[Figure contents as structured data]
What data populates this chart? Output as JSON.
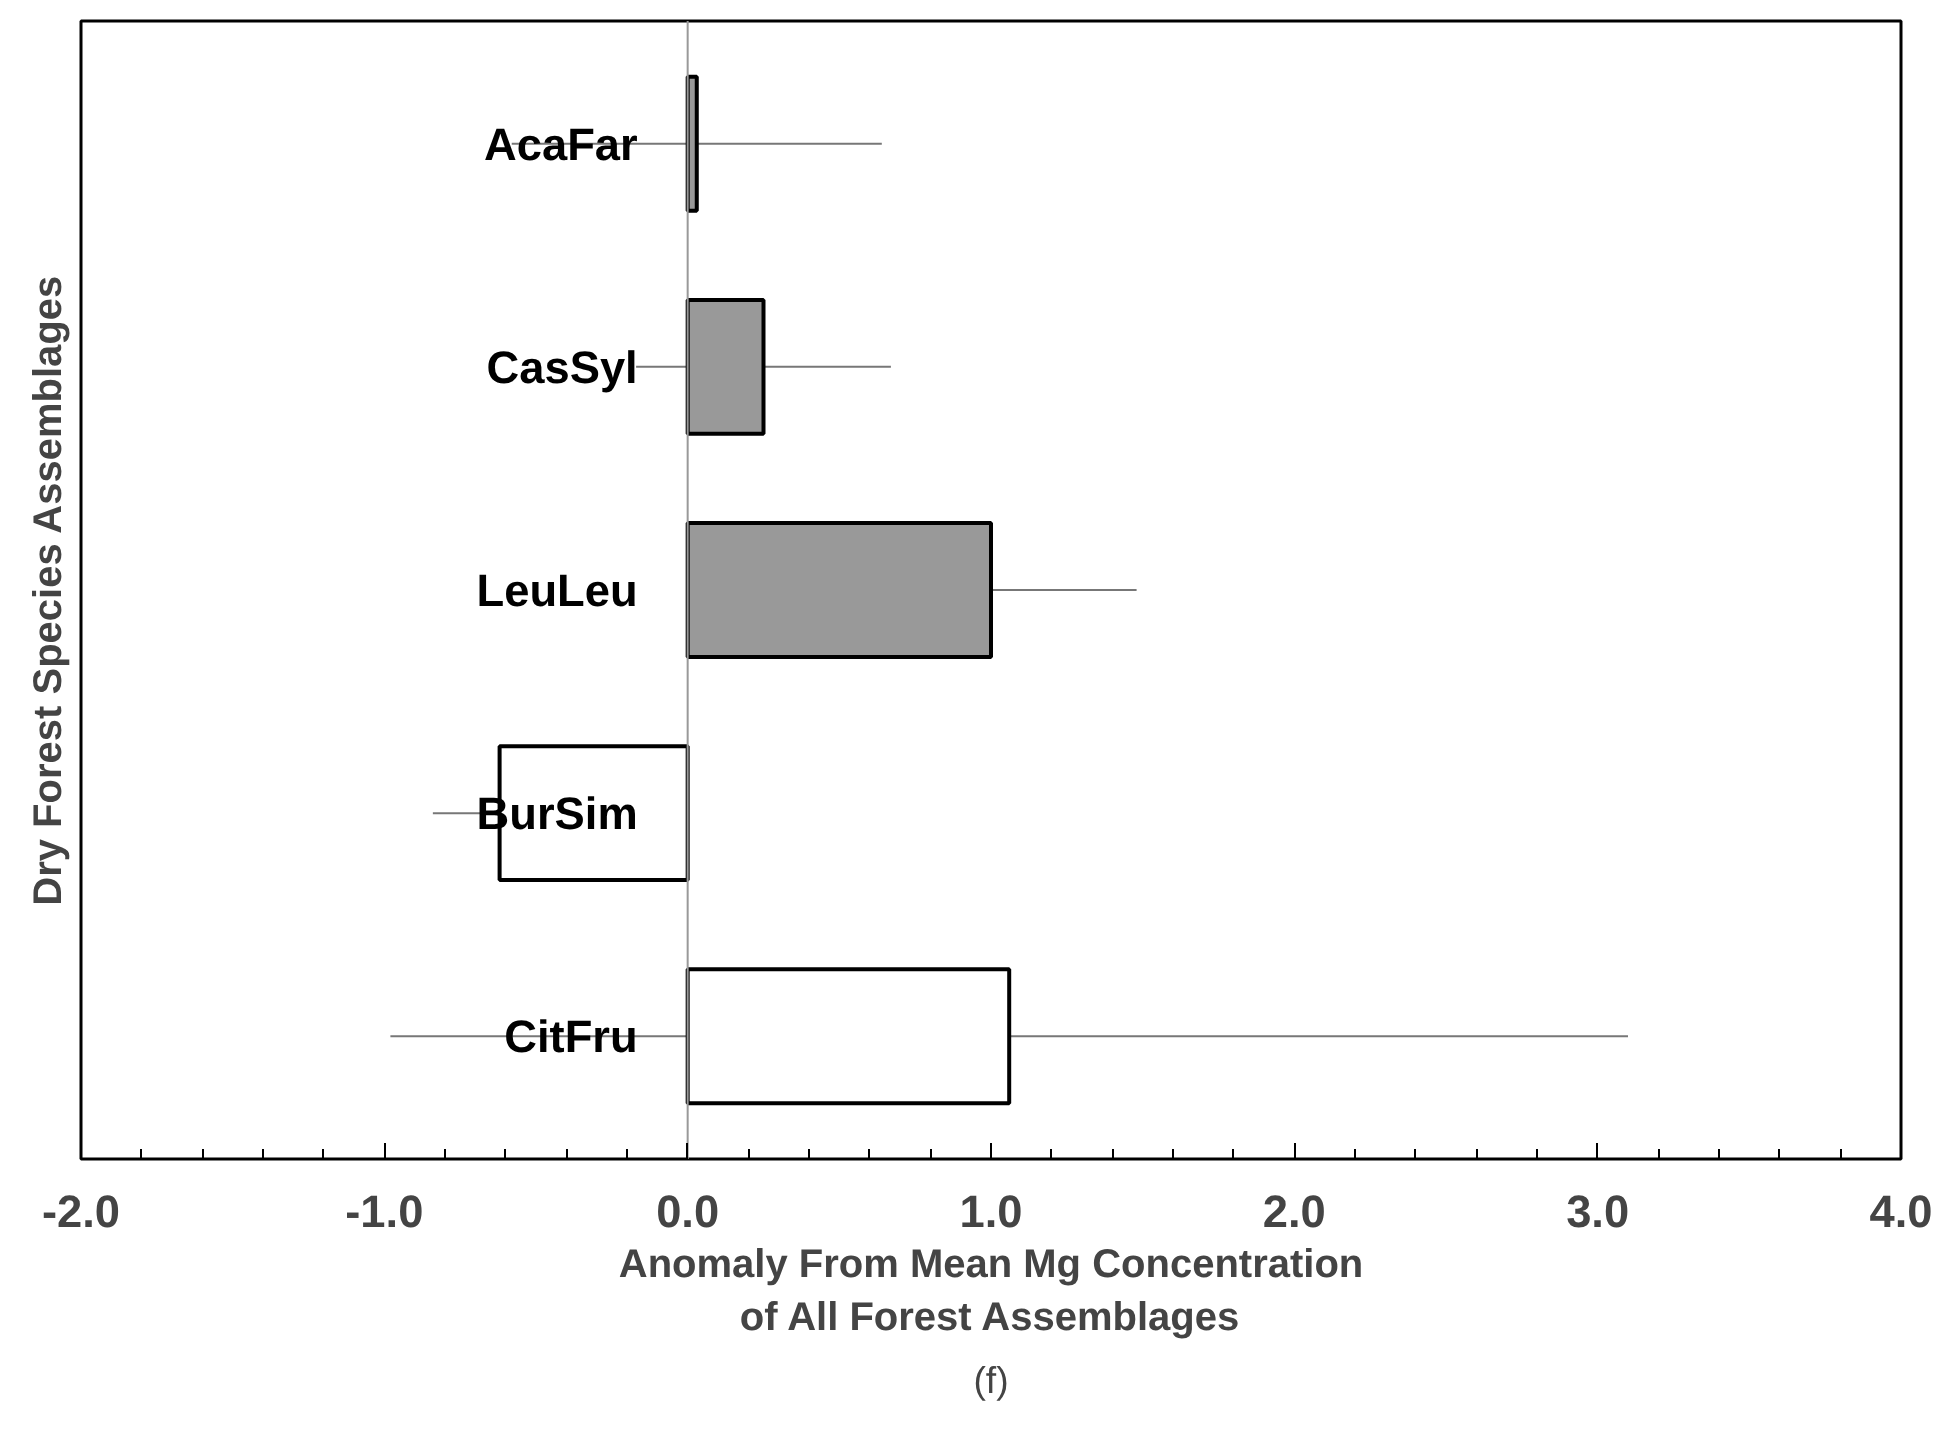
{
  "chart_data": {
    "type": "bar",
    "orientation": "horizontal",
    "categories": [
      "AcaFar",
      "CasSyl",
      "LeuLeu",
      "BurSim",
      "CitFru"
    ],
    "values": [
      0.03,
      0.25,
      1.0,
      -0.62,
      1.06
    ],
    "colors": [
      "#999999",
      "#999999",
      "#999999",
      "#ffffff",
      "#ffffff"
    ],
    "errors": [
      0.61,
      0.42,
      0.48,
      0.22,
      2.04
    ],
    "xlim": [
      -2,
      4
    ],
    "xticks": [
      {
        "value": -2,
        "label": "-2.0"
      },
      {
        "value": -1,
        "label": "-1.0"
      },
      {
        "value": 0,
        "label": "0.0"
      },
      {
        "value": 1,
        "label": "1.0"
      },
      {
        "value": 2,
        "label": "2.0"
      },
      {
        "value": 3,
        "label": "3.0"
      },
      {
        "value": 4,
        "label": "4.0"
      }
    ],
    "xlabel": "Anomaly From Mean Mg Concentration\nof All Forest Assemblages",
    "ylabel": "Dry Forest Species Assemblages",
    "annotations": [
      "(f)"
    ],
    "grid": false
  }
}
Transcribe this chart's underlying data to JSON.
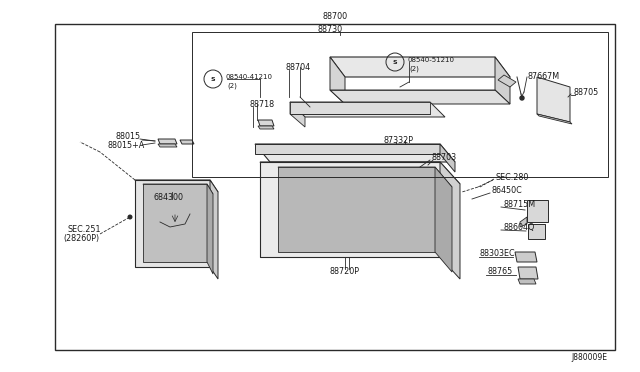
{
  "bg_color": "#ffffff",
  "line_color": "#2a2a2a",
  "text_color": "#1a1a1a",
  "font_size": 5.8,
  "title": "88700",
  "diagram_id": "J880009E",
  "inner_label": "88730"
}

● **THE TASK**: Tally the lines in these entries that have the string "Forest" in them, then answer with the count and nothing else.

● **EXERCISE SOLUTION**: 2